Given problem
Gather up every line that includes the string "Pool".

Exercise input
========================================================================

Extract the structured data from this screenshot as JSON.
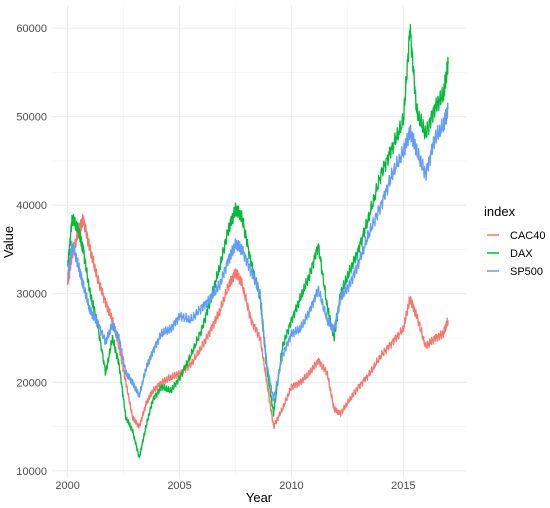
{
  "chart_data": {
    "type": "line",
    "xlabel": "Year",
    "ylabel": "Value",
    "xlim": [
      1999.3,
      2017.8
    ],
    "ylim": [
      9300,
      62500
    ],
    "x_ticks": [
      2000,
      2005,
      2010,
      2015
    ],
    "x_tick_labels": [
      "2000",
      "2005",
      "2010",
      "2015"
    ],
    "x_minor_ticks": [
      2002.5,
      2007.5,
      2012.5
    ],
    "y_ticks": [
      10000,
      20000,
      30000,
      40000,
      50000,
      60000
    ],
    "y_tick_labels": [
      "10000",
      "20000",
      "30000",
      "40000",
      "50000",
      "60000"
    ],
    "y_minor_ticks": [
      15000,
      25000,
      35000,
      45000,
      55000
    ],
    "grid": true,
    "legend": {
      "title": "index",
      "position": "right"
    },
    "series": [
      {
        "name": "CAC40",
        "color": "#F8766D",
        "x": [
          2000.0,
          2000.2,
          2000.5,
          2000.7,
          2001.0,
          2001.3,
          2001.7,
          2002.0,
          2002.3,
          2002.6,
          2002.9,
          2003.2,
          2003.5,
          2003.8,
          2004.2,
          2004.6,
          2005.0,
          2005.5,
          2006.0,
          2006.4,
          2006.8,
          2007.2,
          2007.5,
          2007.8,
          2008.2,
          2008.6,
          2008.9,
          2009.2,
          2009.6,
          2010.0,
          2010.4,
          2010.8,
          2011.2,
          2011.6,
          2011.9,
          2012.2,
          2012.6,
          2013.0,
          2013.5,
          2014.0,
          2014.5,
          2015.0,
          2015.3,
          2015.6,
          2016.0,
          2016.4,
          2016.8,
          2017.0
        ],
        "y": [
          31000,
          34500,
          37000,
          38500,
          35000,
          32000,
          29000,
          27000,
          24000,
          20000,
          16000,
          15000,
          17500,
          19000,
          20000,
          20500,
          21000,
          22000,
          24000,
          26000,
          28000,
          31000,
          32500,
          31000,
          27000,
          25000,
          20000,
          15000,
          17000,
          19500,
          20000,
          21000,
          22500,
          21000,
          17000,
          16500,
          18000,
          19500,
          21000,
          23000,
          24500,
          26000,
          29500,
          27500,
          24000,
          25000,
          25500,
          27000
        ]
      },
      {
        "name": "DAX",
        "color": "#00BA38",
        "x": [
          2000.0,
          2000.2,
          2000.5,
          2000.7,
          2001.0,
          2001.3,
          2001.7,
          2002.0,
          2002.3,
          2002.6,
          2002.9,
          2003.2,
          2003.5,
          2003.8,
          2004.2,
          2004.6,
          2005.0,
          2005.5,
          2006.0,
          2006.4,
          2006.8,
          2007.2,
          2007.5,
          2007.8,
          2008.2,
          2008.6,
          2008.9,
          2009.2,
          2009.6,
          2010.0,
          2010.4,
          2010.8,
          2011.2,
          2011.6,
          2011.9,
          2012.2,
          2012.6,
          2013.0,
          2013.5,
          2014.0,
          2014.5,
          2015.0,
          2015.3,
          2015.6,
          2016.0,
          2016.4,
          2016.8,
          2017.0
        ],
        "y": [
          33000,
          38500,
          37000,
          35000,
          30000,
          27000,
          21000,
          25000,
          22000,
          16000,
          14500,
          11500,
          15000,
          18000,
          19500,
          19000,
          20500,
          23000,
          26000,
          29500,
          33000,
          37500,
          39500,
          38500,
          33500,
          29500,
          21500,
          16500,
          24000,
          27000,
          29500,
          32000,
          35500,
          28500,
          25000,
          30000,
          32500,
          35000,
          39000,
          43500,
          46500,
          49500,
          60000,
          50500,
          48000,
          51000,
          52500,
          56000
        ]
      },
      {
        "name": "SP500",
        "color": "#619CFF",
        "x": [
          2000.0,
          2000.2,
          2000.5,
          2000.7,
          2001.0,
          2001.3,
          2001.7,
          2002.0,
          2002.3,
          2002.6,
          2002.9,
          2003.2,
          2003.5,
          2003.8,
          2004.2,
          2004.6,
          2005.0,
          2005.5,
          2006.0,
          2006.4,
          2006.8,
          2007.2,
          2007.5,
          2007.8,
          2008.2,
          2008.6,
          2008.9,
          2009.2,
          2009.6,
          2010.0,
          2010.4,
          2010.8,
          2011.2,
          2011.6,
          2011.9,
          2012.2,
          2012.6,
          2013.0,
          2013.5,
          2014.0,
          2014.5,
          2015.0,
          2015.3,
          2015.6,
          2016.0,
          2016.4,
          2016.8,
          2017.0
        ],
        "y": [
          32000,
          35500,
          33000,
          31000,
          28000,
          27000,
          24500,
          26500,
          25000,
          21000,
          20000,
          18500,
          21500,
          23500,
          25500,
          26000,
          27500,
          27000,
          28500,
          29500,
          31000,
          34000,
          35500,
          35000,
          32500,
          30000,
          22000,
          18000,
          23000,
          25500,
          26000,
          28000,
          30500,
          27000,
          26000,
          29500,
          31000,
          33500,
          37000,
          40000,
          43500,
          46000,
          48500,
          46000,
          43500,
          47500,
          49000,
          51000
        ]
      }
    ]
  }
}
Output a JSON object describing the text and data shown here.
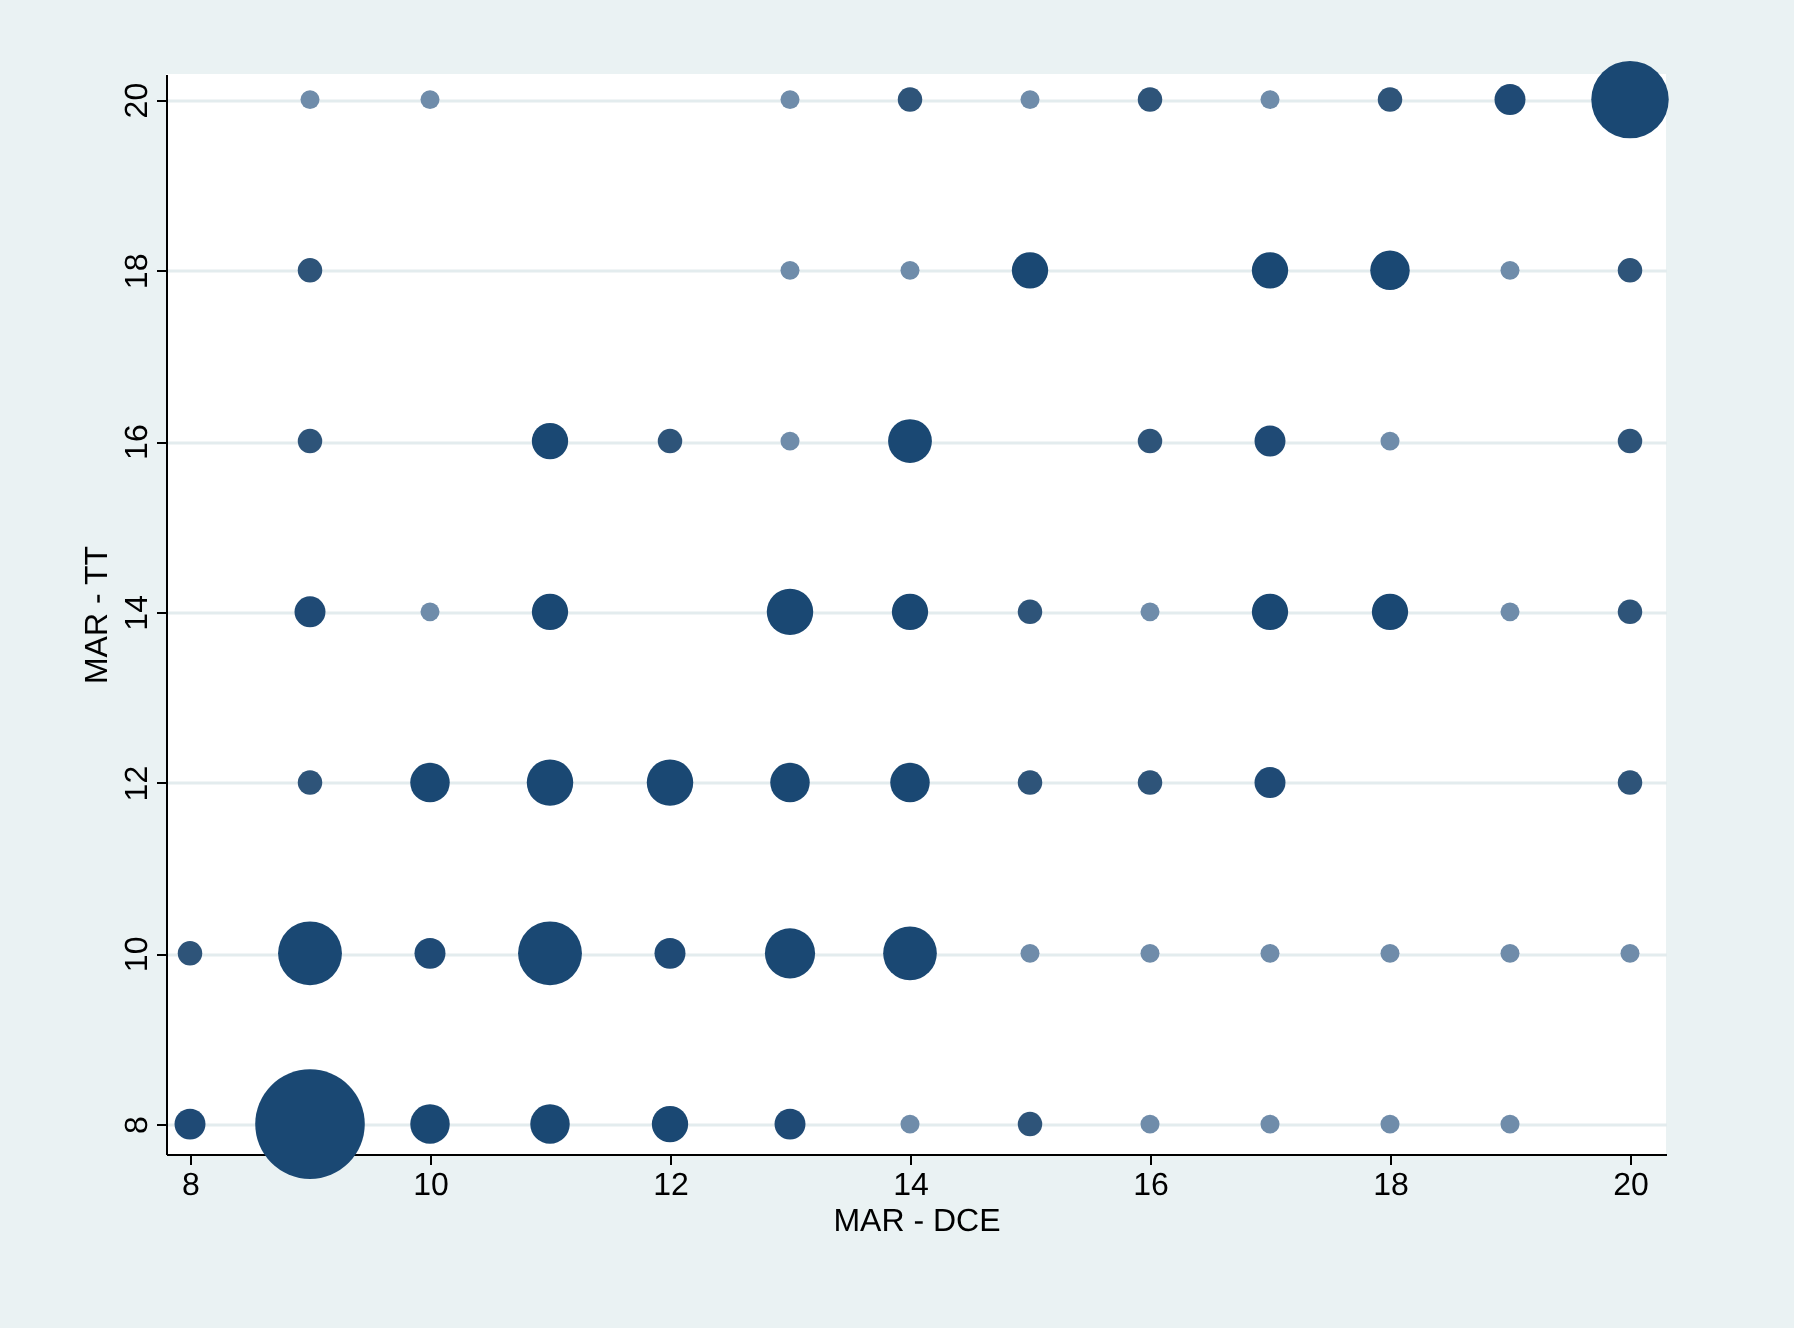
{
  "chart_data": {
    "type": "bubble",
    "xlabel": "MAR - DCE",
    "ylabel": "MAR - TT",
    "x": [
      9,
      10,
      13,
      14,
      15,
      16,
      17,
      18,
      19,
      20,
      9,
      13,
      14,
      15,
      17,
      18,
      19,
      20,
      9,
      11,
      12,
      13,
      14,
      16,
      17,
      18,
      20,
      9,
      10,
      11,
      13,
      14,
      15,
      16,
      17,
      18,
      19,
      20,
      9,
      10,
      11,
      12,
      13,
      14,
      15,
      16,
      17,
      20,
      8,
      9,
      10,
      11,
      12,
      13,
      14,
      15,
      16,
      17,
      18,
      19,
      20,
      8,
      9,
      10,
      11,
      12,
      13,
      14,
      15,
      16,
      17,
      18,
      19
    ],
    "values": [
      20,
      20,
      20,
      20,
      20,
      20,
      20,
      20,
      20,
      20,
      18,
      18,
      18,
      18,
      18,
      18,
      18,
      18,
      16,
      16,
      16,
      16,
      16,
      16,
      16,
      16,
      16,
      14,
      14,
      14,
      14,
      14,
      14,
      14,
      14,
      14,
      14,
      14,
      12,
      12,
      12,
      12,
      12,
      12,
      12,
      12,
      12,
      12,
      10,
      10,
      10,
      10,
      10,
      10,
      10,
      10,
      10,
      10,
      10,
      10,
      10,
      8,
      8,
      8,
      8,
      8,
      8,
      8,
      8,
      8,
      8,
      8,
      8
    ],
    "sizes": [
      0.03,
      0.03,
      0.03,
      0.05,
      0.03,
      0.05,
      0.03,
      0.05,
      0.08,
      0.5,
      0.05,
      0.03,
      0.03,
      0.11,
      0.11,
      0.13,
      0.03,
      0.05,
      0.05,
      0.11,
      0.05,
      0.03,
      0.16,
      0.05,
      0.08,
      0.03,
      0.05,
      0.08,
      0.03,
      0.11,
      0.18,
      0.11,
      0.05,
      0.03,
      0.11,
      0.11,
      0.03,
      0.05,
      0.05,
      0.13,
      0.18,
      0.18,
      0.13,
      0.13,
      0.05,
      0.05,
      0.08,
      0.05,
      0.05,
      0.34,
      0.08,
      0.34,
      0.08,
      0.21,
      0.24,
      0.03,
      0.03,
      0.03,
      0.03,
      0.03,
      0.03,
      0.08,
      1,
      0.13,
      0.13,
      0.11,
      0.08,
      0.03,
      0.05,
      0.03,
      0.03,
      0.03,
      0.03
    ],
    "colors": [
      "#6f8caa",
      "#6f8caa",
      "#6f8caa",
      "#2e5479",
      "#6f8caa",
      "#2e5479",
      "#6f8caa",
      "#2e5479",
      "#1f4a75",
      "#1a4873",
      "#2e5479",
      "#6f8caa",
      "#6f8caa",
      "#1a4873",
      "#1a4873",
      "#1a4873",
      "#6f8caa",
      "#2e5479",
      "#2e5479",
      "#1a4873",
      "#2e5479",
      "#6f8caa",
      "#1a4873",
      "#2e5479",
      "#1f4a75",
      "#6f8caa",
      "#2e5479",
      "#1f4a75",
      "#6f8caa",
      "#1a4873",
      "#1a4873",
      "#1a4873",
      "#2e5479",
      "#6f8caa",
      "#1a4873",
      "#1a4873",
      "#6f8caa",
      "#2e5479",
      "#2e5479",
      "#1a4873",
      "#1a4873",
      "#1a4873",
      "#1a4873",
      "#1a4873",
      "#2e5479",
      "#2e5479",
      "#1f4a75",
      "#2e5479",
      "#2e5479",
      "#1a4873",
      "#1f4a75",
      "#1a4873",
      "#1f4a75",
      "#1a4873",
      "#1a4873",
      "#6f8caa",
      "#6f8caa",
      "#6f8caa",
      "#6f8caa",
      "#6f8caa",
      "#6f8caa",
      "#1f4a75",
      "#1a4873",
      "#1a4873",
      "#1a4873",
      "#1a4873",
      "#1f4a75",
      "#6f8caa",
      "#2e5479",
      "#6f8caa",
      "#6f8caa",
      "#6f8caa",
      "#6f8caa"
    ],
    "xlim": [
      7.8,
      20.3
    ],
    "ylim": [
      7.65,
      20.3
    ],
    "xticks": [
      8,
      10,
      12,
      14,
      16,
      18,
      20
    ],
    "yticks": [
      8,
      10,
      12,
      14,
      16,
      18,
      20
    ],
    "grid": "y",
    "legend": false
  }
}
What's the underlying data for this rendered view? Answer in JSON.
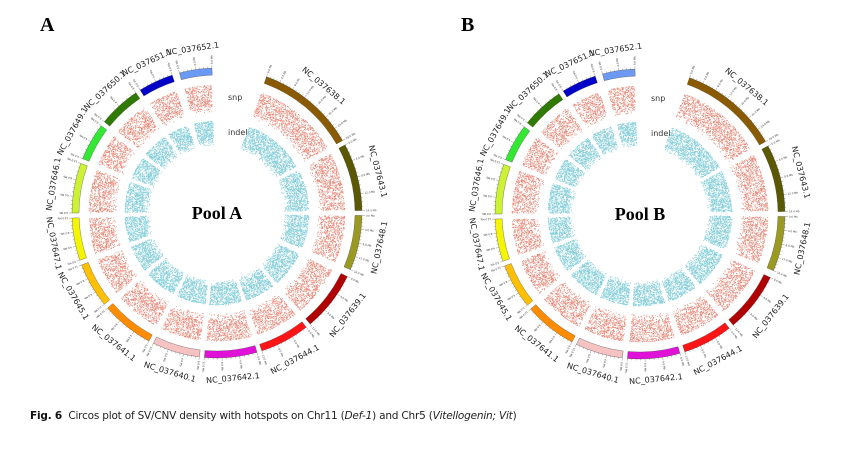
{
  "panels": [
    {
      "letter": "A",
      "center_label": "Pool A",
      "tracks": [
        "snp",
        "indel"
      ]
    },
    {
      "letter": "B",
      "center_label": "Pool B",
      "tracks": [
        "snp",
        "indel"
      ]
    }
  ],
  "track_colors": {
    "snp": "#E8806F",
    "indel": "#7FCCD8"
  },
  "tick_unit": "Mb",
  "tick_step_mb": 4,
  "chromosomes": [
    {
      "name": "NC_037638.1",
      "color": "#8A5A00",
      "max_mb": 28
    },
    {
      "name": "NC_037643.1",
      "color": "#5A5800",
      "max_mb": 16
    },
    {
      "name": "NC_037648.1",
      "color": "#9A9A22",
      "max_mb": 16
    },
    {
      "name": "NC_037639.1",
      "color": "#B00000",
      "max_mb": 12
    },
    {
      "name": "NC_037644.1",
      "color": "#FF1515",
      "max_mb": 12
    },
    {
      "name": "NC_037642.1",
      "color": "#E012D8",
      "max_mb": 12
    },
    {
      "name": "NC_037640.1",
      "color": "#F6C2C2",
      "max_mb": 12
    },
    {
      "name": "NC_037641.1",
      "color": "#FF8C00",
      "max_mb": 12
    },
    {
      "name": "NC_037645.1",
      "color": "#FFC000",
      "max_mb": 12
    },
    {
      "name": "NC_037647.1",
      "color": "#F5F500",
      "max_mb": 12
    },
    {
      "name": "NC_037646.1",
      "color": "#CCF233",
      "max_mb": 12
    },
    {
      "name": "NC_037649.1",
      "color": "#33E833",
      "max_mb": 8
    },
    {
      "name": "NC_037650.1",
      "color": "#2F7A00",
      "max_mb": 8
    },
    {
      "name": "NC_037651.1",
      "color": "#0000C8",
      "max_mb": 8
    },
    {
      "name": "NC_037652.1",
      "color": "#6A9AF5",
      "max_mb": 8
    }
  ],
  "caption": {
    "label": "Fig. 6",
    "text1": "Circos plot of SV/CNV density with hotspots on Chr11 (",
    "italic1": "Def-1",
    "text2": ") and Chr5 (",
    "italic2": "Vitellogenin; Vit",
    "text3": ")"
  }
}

========================================================================

The answer
      "center_label": "Pool A",
      "center_label": "Pool B",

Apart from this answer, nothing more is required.